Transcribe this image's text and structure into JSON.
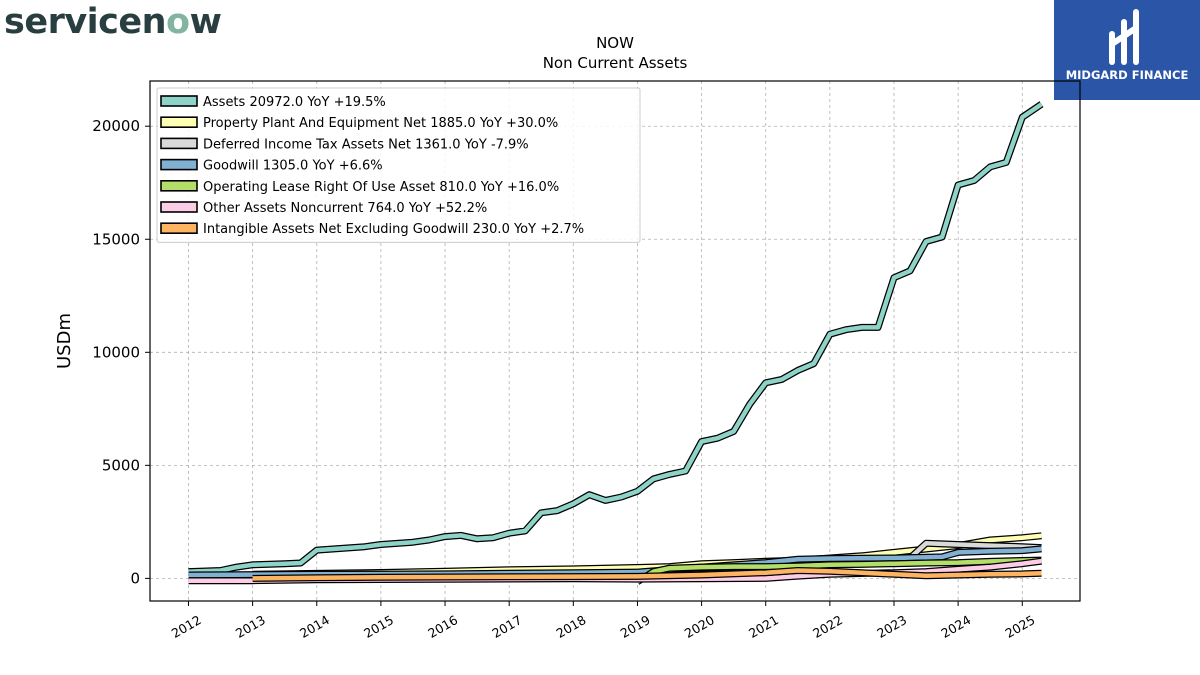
{
  "brand": {
    "logo_text_before": "servicen",
    "logo_text_o": "o",
    "logo_text_after": "w"
  },
  "watermark": {
    "text": "MIDGARD FINANCE"
  },
  "chart_data": {
    "type": "area",
    "title": "NOW",
    "subtitle": "Non Current  Assets",
    "ylabel": "USDm",
    "xlabel": "",
    "xlim": [
      2011.4,
      2025.9
    ],
    "ylim": [
      -1000,
      22000
    ],
    "yticks": [
      0,
      5000,
      10000,
      15000,
      20000
    ],
    "xticks": [
      2012,
      2013,
      2014,
      2015,
      2016,
      2017,
      2018,
      2019,
      2020,
      2021,
      2022,
      2023,
      2024,
      2025
    ],
    "grid": true,
    "legend_position": "top-left",
    "series": [
      {
        "name": "Assets  20972.0 YoY +19.5%",
        "color": "#8dd3c7",
        "points": [
          [
            2012.0,
            300
          ],
          [
            2012.5,
            350
          ],
          [
            2012.75,
            500
          ],
          [
            2013.0,
            600
          ],
          [
            2013.5,
            650
          ],
          [
            2013.75,
            680
          ],
          [
            2014.0,
            1250
          ],
          [
            2014.25,
            1300
          ],
          [
            2014.75,
            1400
          ],
          [
            2015.0,
            1500
          ],
          [
            2015.5,
            1600
          ],
          [
            2015.75,
            1700
          ],
          [
            2016.0,
            1850
          ],
          [
            2016.25,
            1900
          ],
          [
            2016.5,
            1750
          ],
          [
            2016.75,
            1800
          ],
          [
            2017.0,
            2000
          ],
          [
            2017.25,
            2100
          ],
          [
            2017.5,
            2900
          ],
          [
            2017.75,
            3000
          ],
          [
            2018.0,
            3300
          ],
          [
            2018.25,
            3700
          ],
          [
            2018.5,
            3450
          ],
          [
            2018.75,
            3600
          ],
          [
            2019.0,
            3850
          ],
          [
            2019.25,
            4400
          ],
          [
            2019.5,
            4600
          ],
          [
            2019.75,
            4750
          ],
          [
            2020.0,
            6050
          ],
          [
            2020.25,
            6200
          ],
          [
            2020.5,
            6500
          ],
          [
            2020.75,
            7700
          ],
          [
            2021.0,
            8650
          ],
          [
            2021.25,
            8800
          ],
          [
            2021.5,
            9200
          ],
          [
            2021.75,
            9500
          ],
          [
            2022.0,
            10800
          ],
          [
            2022.25,
            11000
          ],
          [
            2022.5,
            11100
          ],
          [
            2022.75,
            11100
          ],
          [
            2023.0,
            13300
          ],
          [
            2023.25,
            13600
          ],
          [
            2023.5,
            14900
          ],
          [
            2023.75,
            15100
          ],
          [
            2024.0,
            17400
          ],
          [
            2024.25,
            17600
          ],
          [
            2024.5,
            18200
          ],
          [
            2024.75,
            18400
          ],
          [
            2025.0,
            20400
          ],
          [
            2025.3,
            20972
          ]
        ]
      },
      {
        "name": "Property Plant And Equipment Net  1885.0 YoY +30.0%",
        "color": "#ffffb3",
        "points": [
          [
            2013.0,
            180
          ],
          [
            2014.0,
            220
          ],
          [
            2015.0,
            260
          ],
          [
            2016.0,
            320
          ],
          [
            2017.0,
            380
          ],
          [
            2018.0,
            420
          ],
          [
            2019.0,
            480
          ],
          [
            2019.5,
            520
          ],
          [
            2020.0,
            650
          ],
          [
            2020.5,
            700
          ],
          [
            2021.0,
            760
          ],
          [
            2021.5,
            800
          ],
          [
            2022.0,
            900
          ],
          [
            2022.5,
            1000
          ],
          [
            2023.0,
            1150
          ],
          [
            2023.5,
            1300
          ],
          [
            2024.0,
            1450
          ],
          [
            2024.5,
            1700
          ],
          [
            2025.0,
            1800
          ],
          [
            2025.3,
            1885
          ]
        ]
      },
      {
        "name": "Deferred Income Tax Assets Net  1361.0 YoY -7.9%",
        "color": "#d9d9d9",
        "points": [
          [
            2012.0,
            40
          ],
          [
            2014.0,
            60
          ],
          [
            2016.0,
            80
          ],
          [
            2018.0,
            100
          ],
          [
            2019.0,
            120
          ],
          [
            2020.0,
            200
          ],
          [
            2021.0,
            300
          ],
          [
            2022.0,
            600
          ],
          [
            2023.0,
            800
          ],
          [
            2023.25,
            900
          ],
          [
            2023.5,
            1550
          ],
          [
            2024.0,
            1500
          ],
          [
            2024.5,
            1450
          ],
          [
            2025.0,
            1400
          ],
          [
            2025.3,
            1361
          ]
        ]
      },
      {
        "name": "Goodwill  1305.0 YoY +6.6%",
        "color": "#80b1d3",
        "points": [
          [
            2012.0,
            150
          ],
          [
            2014.0,
            180
          ],
          [
            2016.0,
            200
          ],
          [
            2018.0,
            250
          ],
          [
            2019.0,
            280
          ],
          [
            2020.0,
            500
          ],
          [
            2021.0,
            700
          ],
          [
            2021.5,
            850
          ],
          [
            2022.0,
            880
          ],
          [
            2023.0,
            900
          ],
          [
            2023.75,
            950
          ],
          [
            2024.0,
            1150
          ],
          [
            2024.5,
            1200
          ],
          [
            2025.0,
            1230
          ],
          [
            2025.3,
            1305
          ]
        ]
      },
      {
        "name": "Operating Lease Right Of Use Asset  810.0 YoY +16.0%",
        "color": "#b3de69",
        "points": [
          [
            2019.0,
            -150
          ],
          [
            2019.25,
            300
          ],
          [
            2019.5,
            450
          ],
          [
            2020.0,
            500
          ],
          [
            2020.5,
            520
          ],
          [
            2021.0,
            520
          ],
          [
            2021.5,
            550
          ],
          [
            2022.0,
            600
          ],
          [
            2022.5,
            620
          ],
          [
            2023.0,
            650
          ],
          [
            2023.5,
            680
          ],
          [
            2024.0,
            700
          ],
          [
            2024.5,
            750
          ],
          [
            2025.0,
            790
          ],
          [
            2025.3,
            810
          ]
        ]
      },
      {
        "name": "Other Assets Noncurrent  764.0 YoY +52.2%",
        "color": "#fccde5",
        "points": [
          [
            2012.0,
            -100
          ],
          [
            2013.0,
            -100
          ],
          [
            2014.0,
            -60
          ],
          [
            2016.0,
            -40
          ],
          [
            2018.0,
            -20
          ],
          [
            2019.0,
            -30
          ],
          [
            2020.0,
            -20
          ],
          [
            2021.0,
            0
          ],
          [
            2021.5,
            100
          ],
          [
            2022.0,
            180
          ],
          [
            2023.0,
            250
          ],
          [
            2023.5,
            300
          ],
          [
            2024.0,
            400
          ],
          [
            2024.5,
            500
          ],
          [
            2025.0,
            650
          ],
          [
            2025.3,
            764
          ]
        ]
      },
      {
        "name": "Intangible Assets Net Excluding Goodwill  230.0 YoY +2.7%",
        "color": "#fdb462",
        "points": [
          [
            2013.0,
            0
          ],
          [
            2014.0,
            30
          ],
          [
            2015.0,
            50
          ],
          [
            2016.0,
            60
          ],
          [
            2017.0,
            70
          ],
          [
            2018.0,
            80
          ],
          [
            2019.0,
            90
          ],
          [
            2020.0,
            150
          ],
          [
            2021.0,
            250
          ],
          [
            2021.5,
            350
          ],
          [
            2022.0,
            320
          ],
          [
            2022.5,
            250
          ],
          [
            2023.0,
            180
          ],
          [
            2023.5,
            120
          ],
          [
            2024.0,
            150
          ],
          [
            2024.5,
            180
          ],
          [
            2025.0,
            200
          ],
          [
            2025.3,
            230
          ]
        ]
      }
    ]
  }
}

══════

▸ **WRITTEN REQUEST**: Pictures are excluded; copy all other data exactly as shown.

▸ **FULL SOLUTION**:
Transcribe this image's text and structure into JSON.
{
  "brand": {
    "logo_text_before": "servicen",
    "logo_text_o": "o",
    "logo_text_after": "w"
  },
  "watermark": {
    "text": "MIDGARD FINANCE"
  },
  "chart_data": {
    "type": "area",
    "title": "NOW",
    "subtitle": "Non Current  Assets",
    "ylabel": "USDm",
    "xlabel": "",
    "xlim": [
      2011.4,
      2025.9
    ],
    "ylim": [
      -1000,
      22000
    ],
    "yticks": [
      0,
      5000,
      10000,
      15000,
      20000
    ],
    "xticks": [
      2012,
      2013,
      2014,
      2015,
      2016,
      2017,
      2018,
      2019,
      2020,
      2021,
      2022,
      2023,
      2024,
      2025
    ],
    "grid": true,
    "legend_position": "top-left",
    "series": [
      {
        "name": "Assets  20972.0 YoY +19.5%",
        "color": "#8dd3c7",
        "points": [
          [
            2012.0,
            300
          ],
          [
            2012.5,
            350
          ],
          [
            2012.75,
            500
          ],
          [
            2013.0,
            600
          ],
          [
            2013.5,
            650
          ],
          [
            2013.75,
            680
          ],
          [
            2014.0,
            1250
          ],
          [
            2014.25,
            1300
          ],
          [
            2014.75,
            1400
          ],
          [
            2015.0,
            1500
          ],
          [
            2015.5,
            1600
          ],
          [
            2015.75,
            1700
          ],
          [
            2016.0,
            1850
          ],
          [
            2016.25,
            1900
          ],
          [
            2016.5,
            1750
          ],
          [
            2016.75,
            1800
          ],
          [
            2017.0,
            2000
          ],
          [
            2017.25,
            2100
          ],
          [
            2017.5,
            2900
          ],
          [
            2017.75,
            3000
          ],
          [
            2018.0,
            3300
          ],
          [
            2018.25,
            3700
          ],
          [
            2018.5,
            3450
          ],
          [
            2018.75,
            3600
          ],
          [
            2019.0,
            3850
          ],
          [
            2019.25,
            4400
          ],
          [
            2019.5,
            4600
          ],
          [
            2019.75,
            4750
          ],
          [
            2020.0,
            6050
          ],
          [
            2020.25,
            6200
          ],
          [
            2020.5,
            6500
          ],
          [
            2020.75,
            7700
          ],
          [
            2021.0,
            8650
          ],
          [
            2021.25,
            8800
          ],
          [
            2021.5,
            9200
          ],
          [
            2021.75,
            9500
          ],
          [
            2022.0,
            10800
          ],
          [
            2022.25,
            11000
          ],
          [
            2022.5,
            11100
          ],
          [
            2022.75,
            11100
          ],
          [
            2023.0,
            13300
          ],
          [
            2023.25,
            13600
          ],
          [
            2023.5,
            14900
          ],
          [
            2023.75,
            15100
          ],
          [
            2024.0,
            17400
          ],
          [
            2024.25,
            17600
          ],
          [
            2024.5,
            18200
          ],
          [
            2024.75,
            18400
          ],
          [
            2025.0,
            20400
          ],
          [
            2025.3,
            20972
          ]
        ]
      },
      {
        "name": "Property Plant And Equipment Net  1885.0 YoY +30.0%",
        "color": "#ffffb3",
        "points": [
          [
            2013.0,
            180
          ],
          [
            2014.0,
            220
          ],
          [
            2015.0,
            260
          ],
          [
            2016.0,
            320
          ],
          [
            2017.0,
            380
          ],
          [
            2018.0,
            420
          ],
          [
            2019.0,
            480
          ],
          [
            2019.5,
            520
          ],
          [
            2020.0,
            650
          ],
          [
            2020.5,
            700
          ],
          [
            2021.0,
            760
          ],
          [
            2021.5,
            800
          ],
          [
            2022.0,
            900
          ],
          [
            2022.5,
            1000
          ],
          [
            2023.0,
            1150
          ],
          [
            2023.5,
            1300
          ],
          [
            2024.0,
            1450
          ],
          [
            2024.5,
            1700
          ],
          [
            2025.0,
            1800
          ],
          [
            2025.3,
            1885
          ]
        ]
      },
      {
        "name": "Deferred Income Tax Assets Net  1361.0 YoY -7.9%",
        "color": "#d9d9d9",
        "points": [
          [
            2012.0,
            40
          ],
          [
            2014.0,
            60
          ],
          [
            2016.0,
            80
          ],
          [
            2018.0,
            100
          ],
          [
            2019.0,
            120
          ],
          [
            2020.0,
            200
          ],
          [
            2021.0,
            300
          ],
          [
            2022.0,
            600
          ],
          [
            2023.0,
            800
          ],
          [
            2023.25,
            900
          ],
          [
            2023.5,
            1550
          ],
          [
            2024.0,
            1500
          ],
          [
            2024.5,
            1450
          ],
          [
            2025.0,
            1400
          ],
          [
            2025.3,
            1361
          ]
        ]
      },
      {
        "name": "Goodwill  1305.0 YoY +6.6%",
        "color": "#80b1d3",
        "points": [
          [
            2012.0,
            150
          ],
          [
            2014.0,
            180
          ],
          [
            2016.0,
            200
          ],
          [
            2018.0,
            250
          ],
          [
            2019.0,
            280
          ],
          [
            2020.0,
            500
          ],
          [
            2021.0,
            700
          ],
          [
            2021.5,
            850
          ],
          [
            2022.0,
            880
          ],
          [
            2023.0,
            900
          ],
          [
            2023.75,
            950
          ],
          [
            2024.0,
            1150
          ],
          [
            2024.5,
            1200
          ],
          [
            2025.0,
            1230
          ],
          [
            2025.3,
            1305
          ]
        ]
      },
      {
        "name": "Operating Lease Right Of Use Asset  810.0 YoY +16.0%",
        "color": "#b3de69",
        "points": [
          [
            2019.0,
            -150
          ],
          [
            2019.25,
            300
          ],
          [
            2019.5,
            450
          ],
          [
            2020.0,
            500
          ],
          [
            2020.5,
            520
          ],
          [
            2021.0,
            520
          ],
          [
            2021.5,
            550
          ],
          [
            2022.0,
            600
          ],
          [
            2022.5,
            620
          ],
          [
            2023.0,
            650
          ],
          [
            2023.5,
            680
          ],
          [
            2024.0,
            700
          ],
          [
            2024.5,
            750
          ],
          [
            2025.0,
            790
          ],
          [
            2025.3,
            810
          ]
        ]
      },
      {
        "name": "Other Assets Noncurrent  764.0 YoY +52.2%",
        "color": "#fccde5",
        "points": [
          [
            2012.0,
            -100
          ],
          [
            2013.0,
            -100
          ],
          [
            2014.0,
            -60
          ],
          [
            2016.0,
            -40
          ],
          [
            2018.0,
            -20
          ],
          [
            2019.0,
            -30
          ],
          [
            2020.0,
            -20
          ],
          [
            2021.0,
            0
          ],
          [
            2021.5,
            100
          ],
          [
            2022.0,
            180
          ],
          [
            2023.0,
            250
          ],
          [
            2023.5,
            300
          ],
          [
            2024.0,
            400
          ],
          [
            2024.5,
            500
          ],
          [
            2025.0,
            650
          ],
          [
            2025.3,
            764
          ]
        ]
      },
      {
        "name": "Intangible Assets Net Excluding Goodwill  230.0 YoY +2.7%",
        "color": "#fdb462",
        "points": [
          [
            2013.0,
            0
          ],
          [
            2014.0,
            30
          ],
          [
            2015.0,
            50
          ],
          [
            2016.0,
            60
          ],
          [
            2017.0,
            70
          ],
          [
            2018.0,
            80
          ],
          [
            2019.0,
            90
          ],
          [
            2020.0,
            150
          ],
          [
            2021.0,
            250
          ],
          [
            2021.5,
            350
          ],
          [
            2022.0,
            320
          ],
          [
            2022.5,
            250
          ],
          [
            2023.0,
            180
          ],
          [
            2023.5,
            120
          ],
          [
            2024.0,
            150
          ],
          [
            2024.5,
            180
          ],
          [
            2025.0,
            200
          ],
          [
            2025.3,
            230
          ]
        ]
      }
    ]
  }
}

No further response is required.